- Requirement: Gather every line in the records below that contains the word "last", and copy each of those lines in full.

◆ ◆ ◆ ◆ ◆

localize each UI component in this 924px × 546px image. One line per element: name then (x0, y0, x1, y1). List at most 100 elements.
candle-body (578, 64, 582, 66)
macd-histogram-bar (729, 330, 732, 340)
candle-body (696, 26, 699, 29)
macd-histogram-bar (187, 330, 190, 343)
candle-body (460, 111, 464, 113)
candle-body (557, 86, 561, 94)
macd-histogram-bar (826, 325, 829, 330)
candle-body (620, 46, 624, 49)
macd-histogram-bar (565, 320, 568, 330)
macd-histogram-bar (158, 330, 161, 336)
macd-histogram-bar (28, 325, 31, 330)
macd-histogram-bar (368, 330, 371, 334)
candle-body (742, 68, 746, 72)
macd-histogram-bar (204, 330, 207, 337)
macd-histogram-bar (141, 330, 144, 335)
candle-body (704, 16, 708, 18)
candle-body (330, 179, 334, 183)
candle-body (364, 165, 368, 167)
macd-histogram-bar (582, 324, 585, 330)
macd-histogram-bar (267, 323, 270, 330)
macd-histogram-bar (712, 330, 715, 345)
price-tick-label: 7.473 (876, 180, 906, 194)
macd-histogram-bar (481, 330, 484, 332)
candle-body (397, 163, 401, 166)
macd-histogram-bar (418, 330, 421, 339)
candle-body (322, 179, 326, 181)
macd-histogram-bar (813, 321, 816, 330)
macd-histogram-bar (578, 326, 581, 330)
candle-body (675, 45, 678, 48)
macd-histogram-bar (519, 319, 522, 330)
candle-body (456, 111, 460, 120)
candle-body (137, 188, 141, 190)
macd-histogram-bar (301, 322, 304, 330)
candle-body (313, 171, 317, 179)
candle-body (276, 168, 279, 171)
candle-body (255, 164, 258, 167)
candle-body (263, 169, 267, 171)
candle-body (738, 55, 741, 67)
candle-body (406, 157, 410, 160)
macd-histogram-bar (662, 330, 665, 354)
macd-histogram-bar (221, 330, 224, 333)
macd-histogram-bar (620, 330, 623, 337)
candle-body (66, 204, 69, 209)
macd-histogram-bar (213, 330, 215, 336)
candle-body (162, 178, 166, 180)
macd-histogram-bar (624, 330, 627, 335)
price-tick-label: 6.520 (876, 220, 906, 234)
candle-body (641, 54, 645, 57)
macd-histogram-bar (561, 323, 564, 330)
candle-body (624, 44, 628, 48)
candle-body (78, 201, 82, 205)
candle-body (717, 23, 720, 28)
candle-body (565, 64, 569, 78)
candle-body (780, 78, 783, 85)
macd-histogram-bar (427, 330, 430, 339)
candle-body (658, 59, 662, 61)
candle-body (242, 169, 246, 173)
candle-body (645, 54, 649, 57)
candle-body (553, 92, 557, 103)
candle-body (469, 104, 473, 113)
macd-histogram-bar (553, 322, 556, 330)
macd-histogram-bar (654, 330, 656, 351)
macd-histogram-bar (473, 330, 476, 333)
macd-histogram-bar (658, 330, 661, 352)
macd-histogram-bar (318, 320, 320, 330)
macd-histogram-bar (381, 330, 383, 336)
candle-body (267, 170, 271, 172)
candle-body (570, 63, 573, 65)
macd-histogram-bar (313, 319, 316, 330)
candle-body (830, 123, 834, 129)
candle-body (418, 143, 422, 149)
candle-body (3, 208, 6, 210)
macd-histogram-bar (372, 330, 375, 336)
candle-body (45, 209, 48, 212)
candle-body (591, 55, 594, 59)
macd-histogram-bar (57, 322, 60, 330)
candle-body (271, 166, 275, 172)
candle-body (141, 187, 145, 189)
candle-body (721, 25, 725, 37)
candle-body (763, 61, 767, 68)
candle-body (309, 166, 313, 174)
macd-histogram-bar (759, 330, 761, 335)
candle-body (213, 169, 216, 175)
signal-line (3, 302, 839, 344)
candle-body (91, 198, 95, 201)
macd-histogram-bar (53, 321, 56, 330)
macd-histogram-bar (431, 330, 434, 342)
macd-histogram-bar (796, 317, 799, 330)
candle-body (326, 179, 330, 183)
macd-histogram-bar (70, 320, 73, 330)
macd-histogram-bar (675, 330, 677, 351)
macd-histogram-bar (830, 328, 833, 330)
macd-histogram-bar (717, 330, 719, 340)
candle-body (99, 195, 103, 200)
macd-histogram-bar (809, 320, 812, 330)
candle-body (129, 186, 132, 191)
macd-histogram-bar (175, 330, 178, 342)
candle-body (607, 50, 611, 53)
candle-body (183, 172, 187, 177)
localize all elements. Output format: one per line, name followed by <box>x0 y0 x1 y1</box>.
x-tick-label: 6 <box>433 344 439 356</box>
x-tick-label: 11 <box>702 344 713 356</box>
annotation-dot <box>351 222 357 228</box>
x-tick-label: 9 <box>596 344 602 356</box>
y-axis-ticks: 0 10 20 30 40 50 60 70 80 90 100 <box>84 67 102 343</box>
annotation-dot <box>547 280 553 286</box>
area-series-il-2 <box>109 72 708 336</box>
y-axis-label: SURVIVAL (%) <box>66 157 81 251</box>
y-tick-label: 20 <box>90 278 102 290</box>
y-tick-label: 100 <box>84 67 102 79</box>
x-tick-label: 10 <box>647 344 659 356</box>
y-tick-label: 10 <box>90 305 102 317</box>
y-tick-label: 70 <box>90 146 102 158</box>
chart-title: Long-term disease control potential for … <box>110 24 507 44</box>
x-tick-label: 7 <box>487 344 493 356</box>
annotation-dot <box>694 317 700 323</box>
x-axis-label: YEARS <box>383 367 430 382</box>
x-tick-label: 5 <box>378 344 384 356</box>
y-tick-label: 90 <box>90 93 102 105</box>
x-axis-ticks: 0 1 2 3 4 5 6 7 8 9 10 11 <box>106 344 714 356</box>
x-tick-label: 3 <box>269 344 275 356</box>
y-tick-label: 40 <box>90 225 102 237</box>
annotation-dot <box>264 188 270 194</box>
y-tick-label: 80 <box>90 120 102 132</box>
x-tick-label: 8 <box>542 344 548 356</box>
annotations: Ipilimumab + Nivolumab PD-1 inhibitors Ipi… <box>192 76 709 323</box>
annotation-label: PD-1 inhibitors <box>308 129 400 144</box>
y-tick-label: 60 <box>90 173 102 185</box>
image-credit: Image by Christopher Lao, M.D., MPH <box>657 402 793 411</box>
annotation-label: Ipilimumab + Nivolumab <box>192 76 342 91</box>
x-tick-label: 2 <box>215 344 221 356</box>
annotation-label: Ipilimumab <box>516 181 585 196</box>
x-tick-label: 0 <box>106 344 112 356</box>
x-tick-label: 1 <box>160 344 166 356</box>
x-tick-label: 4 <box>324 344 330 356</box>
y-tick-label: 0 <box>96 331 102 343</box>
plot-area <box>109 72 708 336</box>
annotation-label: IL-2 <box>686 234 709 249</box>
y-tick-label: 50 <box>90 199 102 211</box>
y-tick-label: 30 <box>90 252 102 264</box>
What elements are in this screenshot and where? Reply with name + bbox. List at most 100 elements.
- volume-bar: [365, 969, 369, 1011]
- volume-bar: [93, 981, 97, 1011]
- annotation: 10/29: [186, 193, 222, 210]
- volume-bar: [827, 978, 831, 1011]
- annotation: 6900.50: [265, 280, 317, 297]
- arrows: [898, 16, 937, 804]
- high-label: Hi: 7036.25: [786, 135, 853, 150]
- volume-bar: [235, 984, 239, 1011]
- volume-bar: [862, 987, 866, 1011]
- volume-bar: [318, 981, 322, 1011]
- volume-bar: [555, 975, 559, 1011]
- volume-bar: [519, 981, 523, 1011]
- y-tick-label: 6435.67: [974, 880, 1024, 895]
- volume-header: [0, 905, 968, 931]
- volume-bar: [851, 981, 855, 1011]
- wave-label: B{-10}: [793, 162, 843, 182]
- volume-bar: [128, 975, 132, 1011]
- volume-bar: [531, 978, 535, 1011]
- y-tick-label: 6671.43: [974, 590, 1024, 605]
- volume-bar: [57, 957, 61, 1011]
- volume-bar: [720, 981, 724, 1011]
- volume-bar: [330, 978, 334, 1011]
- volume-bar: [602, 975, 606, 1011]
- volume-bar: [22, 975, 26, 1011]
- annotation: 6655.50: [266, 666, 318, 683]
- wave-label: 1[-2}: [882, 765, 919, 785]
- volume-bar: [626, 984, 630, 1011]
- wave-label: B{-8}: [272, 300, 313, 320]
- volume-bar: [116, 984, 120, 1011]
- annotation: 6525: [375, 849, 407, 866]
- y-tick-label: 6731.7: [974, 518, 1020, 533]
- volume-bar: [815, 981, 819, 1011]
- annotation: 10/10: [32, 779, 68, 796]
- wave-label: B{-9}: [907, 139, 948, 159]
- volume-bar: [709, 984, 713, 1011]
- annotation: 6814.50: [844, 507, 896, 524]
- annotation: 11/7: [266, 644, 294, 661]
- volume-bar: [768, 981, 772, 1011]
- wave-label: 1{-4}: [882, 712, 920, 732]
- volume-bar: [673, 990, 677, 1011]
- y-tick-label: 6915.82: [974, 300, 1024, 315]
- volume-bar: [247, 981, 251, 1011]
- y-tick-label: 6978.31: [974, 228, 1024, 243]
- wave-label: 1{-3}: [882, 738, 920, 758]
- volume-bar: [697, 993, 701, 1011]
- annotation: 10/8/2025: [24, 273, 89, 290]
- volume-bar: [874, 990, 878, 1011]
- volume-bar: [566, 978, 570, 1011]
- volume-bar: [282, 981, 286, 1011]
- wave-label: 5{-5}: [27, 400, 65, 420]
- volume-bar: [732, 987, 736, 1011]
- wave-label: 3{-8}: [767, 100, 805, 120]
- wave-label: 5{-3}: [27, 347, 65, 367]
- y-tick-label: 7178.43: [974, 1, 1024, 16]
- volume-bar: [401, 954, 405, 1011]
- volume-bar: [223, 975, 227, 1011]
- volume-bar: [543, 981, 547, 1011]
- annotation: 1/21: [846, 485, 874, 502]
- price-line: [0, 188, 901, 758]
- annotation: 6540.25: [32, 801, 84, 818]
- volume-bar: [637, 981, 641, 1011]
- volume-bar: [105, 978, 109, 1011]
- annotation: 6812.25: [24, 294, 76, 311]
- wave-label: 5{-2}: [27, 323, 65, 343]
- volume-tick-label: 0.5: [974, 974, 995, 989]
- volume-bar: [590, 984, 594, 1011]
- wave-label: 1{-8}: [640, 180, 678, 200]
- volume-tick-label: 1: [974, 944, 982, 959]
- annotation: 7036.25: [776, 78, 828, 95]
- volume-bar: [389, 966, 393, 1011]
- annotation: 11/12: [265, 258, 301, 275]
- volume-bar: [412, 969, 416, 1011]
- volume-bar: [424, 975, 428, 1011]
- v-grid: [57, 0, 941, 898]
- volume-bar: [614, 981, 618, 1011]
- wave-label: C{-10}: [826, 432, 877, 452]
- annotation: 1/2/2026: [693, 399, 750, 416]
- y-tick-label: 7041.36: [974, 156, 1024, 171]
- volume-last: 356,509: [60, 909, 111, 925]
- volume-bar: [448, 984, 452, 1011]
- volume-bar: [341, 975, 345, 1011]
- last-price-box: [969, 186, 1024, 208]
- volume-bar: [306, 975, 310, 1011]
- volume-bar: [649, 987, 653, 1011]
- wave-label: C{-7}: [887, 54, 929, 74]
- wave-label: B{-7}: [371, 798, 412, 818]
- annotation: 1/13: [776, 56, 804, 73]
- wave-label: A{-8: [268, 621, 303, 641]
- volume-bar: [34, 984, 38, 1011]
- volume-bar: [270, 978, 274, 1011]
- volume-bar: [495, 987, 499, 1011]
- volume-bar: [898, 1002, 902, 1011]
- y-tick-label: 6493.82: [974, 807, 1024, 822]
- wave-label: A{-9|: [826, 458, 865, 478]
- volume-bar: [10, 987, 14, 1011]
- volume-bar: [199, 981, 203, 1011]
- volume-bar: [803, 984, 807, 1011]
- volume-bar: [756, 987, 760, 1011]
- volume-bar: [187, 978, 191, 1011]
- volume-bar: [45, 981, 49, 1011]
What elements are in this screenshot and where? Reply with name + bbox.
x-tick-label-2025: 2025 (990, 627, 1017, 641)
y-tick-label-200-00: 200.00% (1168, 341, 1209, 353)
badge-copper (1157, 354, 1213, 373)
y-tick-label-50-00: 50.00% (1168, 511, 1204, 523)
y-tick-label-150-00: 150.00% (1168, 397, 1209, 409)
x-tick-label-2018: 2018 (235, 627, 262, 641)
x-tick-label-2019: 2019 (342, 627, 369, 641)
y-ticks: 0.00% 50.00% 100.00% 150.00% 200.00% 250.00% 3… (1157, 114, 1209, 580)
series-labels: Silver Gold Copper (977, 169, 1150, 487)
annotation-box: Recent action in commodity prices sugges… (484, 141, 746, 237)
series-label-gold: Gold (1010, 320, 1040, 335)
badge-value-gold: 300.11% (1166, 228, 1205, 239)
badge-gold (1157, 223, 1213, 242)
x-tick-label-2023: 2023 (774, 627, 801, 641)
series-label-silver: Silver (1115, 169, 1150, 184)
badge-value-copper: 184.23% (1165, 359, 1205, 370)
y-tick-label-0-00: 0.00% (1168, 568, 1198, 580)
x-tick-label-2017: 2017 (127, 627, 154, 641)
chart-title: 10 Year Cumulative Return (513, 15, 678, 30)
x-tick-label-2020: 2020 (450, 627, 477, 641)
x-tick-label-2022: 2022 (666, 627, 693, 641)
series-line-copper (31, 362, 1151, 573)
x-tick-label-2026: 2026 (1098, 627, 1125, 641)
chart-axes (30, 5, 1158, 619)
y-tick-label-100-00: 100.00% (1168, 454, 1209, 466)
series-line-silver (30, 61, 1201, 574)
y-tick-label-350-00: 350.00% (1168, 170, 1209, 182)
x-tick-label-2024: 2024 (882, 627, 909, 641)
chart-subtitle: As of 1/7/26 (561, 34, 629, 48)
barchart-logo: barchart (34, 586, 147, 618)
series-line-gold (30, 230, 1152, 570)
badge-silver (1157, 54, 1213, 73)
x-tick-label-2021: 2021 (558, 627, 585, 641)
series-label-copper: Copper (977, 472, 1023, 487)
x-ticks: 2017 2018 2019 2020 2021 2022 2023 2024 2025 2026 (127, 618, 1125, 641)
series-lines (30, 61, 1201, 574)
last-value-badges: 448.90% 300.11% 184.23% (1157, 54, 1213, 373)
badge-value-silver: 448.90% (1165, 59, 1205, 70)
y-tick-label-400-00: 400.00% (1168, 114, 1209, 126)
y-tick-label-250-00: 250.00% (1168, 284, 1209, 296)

◆ ◆ ◆ ◆ ◆

- Correct result:
- volume-last: 356,509: [60, 909, 111, 925]
- last-price-box: [969, 186, 1024, 208]
last-value-badges: 448.90% 300.11% 184.23% (1157, 54, 1213, 373)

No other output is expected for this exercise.